= Job =
Write the data out again exactly, with no pictures.

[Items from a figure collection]
··········

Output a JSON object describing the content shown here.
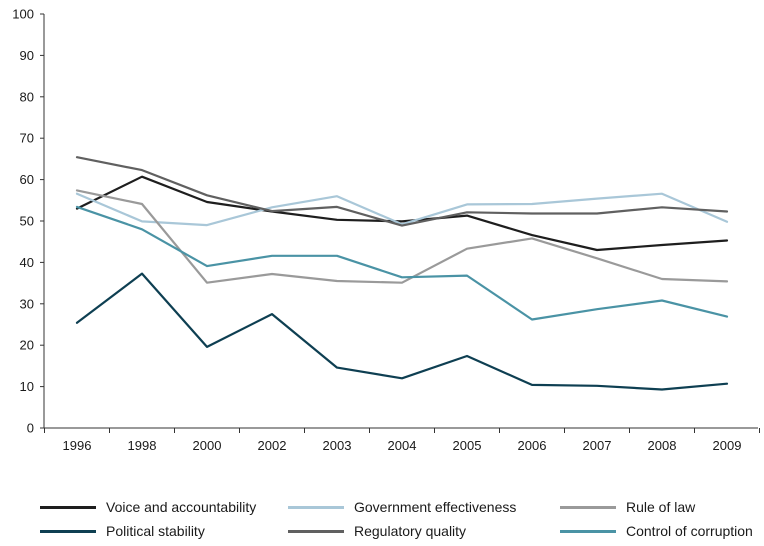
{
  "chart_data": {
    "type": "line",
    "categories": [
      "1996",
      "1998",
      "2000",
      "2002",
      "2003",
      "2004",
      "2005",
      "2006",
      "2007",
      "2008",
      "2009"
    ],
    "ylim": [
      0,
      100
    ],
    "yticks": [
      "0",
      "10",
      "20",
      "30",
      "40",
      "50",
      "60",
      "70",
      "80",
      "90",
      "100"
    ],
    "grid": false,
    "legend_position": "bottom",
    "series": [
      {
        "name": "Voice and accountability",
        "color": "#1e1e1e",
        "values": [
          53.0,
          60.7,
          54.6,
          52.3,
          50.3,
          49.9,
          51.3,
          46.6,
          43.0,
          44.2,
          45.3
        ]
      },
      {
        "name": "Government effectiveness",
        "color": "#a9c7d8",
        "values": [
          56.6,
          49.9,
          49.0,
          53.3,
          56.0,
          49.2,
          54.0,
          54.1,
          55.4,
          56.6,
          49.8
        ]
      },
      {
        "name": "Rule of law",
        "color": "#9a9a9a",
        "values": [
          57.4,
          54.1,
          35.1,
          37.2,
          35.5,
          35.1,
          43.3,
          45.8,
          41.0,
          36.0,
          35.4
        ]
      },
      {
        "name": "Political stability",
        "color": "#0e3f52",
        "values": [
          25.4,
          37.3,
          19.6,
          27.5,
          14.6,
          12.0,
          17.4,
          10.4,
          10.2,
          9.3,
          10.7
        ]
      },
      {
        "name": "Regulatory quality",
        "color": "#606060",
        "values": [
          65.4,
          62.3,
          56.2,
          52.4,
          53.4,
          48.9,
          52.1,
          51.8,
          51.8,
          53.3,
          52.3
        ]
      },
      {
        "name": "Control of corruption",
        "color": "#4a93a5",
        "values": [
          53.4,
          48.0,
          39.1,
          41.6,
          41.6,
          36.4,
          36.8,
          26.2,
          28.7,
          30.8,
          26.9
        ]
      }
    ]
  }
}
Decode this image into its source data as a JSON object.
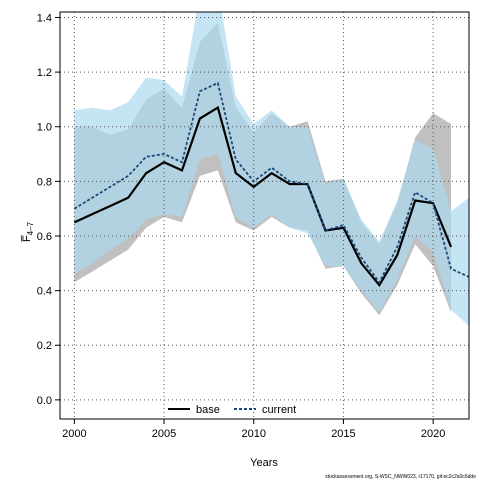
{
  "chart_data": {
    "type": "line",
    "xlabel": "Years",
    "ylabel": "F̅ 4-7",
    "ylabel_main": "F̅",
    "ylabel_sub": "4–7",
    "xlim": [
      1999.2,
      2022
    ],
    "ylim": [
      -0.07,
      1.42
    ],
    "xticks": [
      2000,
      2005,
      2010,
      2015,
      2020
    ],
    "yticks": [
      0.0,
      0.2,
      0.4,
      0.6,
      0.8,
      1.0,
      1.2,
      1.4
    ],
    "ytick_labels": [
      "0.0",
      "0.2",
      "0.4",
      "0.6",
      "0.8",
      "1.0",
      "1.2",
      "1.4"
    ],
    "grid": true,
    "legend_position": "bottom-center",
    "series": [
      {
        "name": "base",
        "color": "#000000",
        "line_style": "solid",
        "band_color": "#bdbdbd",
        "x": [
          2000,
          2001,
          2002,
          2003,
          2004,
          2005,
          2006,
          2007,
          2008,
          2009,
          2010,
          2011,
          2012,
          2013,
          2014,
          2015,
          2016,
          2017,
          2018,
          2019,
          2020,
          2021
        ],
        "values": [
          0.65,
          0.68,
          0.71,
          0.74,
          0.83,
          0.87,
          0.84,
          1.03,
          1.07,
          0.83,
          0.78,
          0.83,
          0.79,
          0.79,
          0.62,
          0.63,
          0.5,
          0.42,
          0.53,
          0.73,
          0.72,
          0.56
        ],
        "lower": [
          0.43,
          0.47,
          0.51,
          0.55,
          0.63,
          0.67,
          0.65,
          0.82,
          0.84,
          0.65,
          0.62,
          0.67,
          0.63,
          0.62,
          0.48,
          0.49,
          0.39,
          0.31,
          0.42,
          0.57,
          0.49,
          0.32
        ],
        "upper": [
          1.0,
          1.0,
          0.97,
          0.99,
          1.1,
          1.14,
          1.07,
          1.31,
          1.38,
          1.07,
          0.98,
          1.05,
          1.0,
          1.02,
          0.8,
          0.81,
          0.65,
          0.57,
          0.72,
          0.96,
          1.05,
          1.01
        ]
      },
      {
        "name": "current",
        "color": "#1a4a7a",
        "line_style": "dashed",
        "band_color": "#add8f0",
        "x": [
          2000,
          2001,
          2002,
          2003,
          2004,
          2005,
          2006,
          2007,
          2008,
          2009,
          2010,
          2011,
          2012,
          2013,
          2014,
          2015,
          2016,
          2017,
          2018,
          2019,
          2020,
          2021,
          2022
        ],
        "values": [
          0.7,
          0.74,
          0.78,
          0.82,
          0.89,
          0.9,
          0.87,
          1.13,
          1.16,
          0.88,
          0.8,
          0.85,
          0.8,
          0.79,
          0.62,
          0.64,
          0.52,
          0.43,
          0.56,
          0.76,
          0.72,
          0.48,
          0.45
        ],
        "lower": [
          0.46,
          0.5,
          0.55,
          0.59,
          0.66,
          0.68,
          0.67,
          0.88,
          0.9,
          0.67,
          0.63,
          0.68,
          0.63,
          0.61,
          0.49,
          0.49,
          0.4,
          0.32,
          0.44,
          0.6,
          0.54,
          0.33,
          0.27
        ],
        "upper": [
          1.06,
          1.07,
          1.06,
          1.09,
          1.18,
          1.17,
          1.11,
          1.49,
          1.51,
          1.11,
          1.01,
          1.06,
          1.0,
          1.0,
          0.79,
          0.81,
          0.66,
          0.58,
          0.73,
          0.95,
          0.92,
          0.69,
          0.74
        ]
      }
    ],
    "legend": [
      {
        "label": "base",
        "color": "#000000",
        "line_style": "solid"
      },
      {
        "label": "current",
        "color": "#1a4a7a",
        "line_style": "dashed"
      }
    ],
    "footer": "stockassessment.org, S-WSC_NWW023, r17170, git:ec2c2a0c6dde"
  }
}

··········

= Problem solution =
Output a JSON object describing the content shown here.
{
  "chart_data": {
    "type": "line",
    "categories": [
      "1996",
      "1998",
      "2000",
      "2002",
      "2003",
      "2004",
      "2005",
      "2006",
      "2007",
      "2008",
      "2009"
    ],
    "ylim": [
      0,
      100
    ],
    "yticks": [
      "0",
      "10",
      "20",
      "30",
      "40",
      "50",
      "60",
      "70",
      "80",
      "90",
      "100"
    ],
    "grid": false,
    "legend_position": "bottom",
    "series": [
      {
        "name": "Voice and accountability",
        "color": "#1e1e1e",
        "values": [
          53.0,
          60.7,
          54.6,
          52.3,
          50.3,
          49.9,
          51.3,
          46.6,
          43.0,
          44.2,
          45.3
        ]
      },
      {
        "name": "Government effectiveness",
        "color": "#a9c7d8",
        "values": [
          56.6,
          49.9,
          49.0,
          53.3,
          56.0,
          49.2,
          54.0,
          54.1,
          55.4,
          56.6,
          49.8
        ]
      },
      {
        "name": "Rule of law",
        "color": "#9a9a9a",
        "values": [
          57.4,
          54.1,
          35.1,
          37.2,
          35.5,
          35.1,
          43.3,
          45.8,
          41.0,
          36.0,
          35.4
        ]
      },
      {
        "name": "Political stability",
        "color": "#0e3f52",
        "values": [
          25.4,
          37.3,
          19.6,
          27.5,
          14.6,
          12.0,
          17.4,
          10.4,
          10.2,
          9.3,
          10.7
        ]
      },
      {
        "name": "Regulatory quality",
        "color": "#606060",
        "values": [
          65.4,
          62.3,
          56.2,
          52.4,
          53.4,
          48.9,
          52.1,
          51.8,
          51.8,
          53.3,
          52.3
        ]
      },
      {
        "name": "Control of corruption",
        "color": "#4a93a5",
        "values": [
          53.4,
          48.0,
          39.1,
          41.6,
          41.6,
          36.4,
          36.8,
          26.2,
          28.7,
          30.8,
          26.9
        ]
      }
    ]
  }
}
Decode this image into its source data as a JSON object.
{
  "chart_data": {
    "type": "line",
    "xlabel": "Years",
    "ylabel": "F̅ 4-7",
    "ylabel_main": "F̅",
    "ylabel_sub": "4–7",
    "xlim": [
      1999.2,
      2022
    ],
    "ylim": [
      -0.07,
      1.42
    ],
    "xticks": [
      2000,
      2005,
      2010,
      2015,
      2020
    ],
    "yticks": [
      0.0,
      0.2,
      0.4,
      0.6,
      0.8,
      1.0,
      1.2,
      1.4
    ],
    "ytick_labels": [
      "0.0",
      "0.2",
      "0.4",
      "0.6",
      "0.8",
      "1.0",
      "1.2",
      "1.4"
    ],
    "grid": true,
    "legend_position": "bottom-center",
    "series": [
      {
        "name": "base",
        "color": "#000000",
        "line_style": "solid",
        "band_color": "#bdbdbd",
        "x": [
          2000,
          2001,
          2002,
          2003,
          2004,
          2005,
          2006,
          2007,
          2008,
          2009,
          2010,
          2011,
          2012,
          2013,
          2014,
          2015,
          2016,
          2017,
          2018,
          2019,
          2020,
          2021
        ],
        "values": [
          0.65,
          0.68,
          0.71,
          0.74,
          0.83,
          0.87,
          0.84,
          1.03,
          1.07,
          0.83,
          0.78,
          0.83,
          0.79,
          0.79,
          0.62,
          0.63,
          0.5,
          0.42,
          0.53,
          0.73,
          0.72,
          0.56
        ],
        "lower": [
          0.43,
          0.47,
          0.51,
          0.55,
          0.63,
          0.67,
          0.65,
          0.82,
          0.84,
          0.65,
          0.62,
          0.67,
          0.63,
          0.62,
          0.48,
          0.49,
          0.39,
          0.31,
          0.42,
          0.57,
          0.49,
          0.32
        ],
        "upper": [
          1.0,
          1.0,
          0.97,
          0.99,
          1.1,
          1.14,
          1.07,
          1.31,
          1.38,
          1.07,
          0.98,
          1.05,
          1.0,
          1.02,
          0.8,
          0.81,
          0.65,
          0.57,
          0.72,
          0.96,
          1.05,
          1.01
        ]
      },
      {
        "name": "current",
        "color": "#1a4a7a",
        "line_style": "dashed",
        "band_color": "#add8f0",
        "x": [
          2000,
          2001,
          2002,
          2003,
          2004,
          2005,
          2006,
          2007,
          2008,
          2009,
          2010,
          2011,
          2012,
          2013,
          2014,
          2015,
          2016,
          2017,
          2018,
          2019,
          2020,
          2021,
          2022
        ],
        "values": [
          0.7,
          0.74,
          0.78,
          0.82,
          0.89,
          0.9,
          0.87,
          1.13,
          1.16,
          0.88,
          0.8,
          0.85,
          0.8,
          0.79,
          0.62,
          0.64,
          0.52,
          0.43,
          0.56,
          0.76,
          0.72,
          0.48,
          0.45
        ],
        "lower": [
          0.46,
          0.5,
          0.55,
          0.59,
          0.66,
          0.68,
          0.67,
          0.88,
          0.9,
          0.67,
          0.63,
          0.68,
          0.63,
          0.61,
          0.49,
          0.49,
          0.4,
          0.32,
          0.44,
          0.6,
          0.54,
          0.33,
          0.27
        ],
        "upper": [
          1.06,
          1.07,
          1.06,
          1.09,
          1.18,
          1.17,
          1.11,
          1.49,
          1.51,
          1.11,
          1.01,
          1.06,
          1.0,
          1.0,
          0.79,
          0.81,
          0.66,
          0.58,
          0.73,
          0.95,
          0.92,
          0.69,
          0.74
        ]
      }
    ],
    "legend": [
      {
        "label": "base",
        "color": "#000000",
        "line_style": "solid"
      },
      {
        "label": "current",
        "color": "#1a4a7a",
        "line_style": "dashed"
      }
    ],
    "footer": "stockassessment.org, S-WSC_NWW023, r17170, git:ec2c2a0c6dde"
  }
}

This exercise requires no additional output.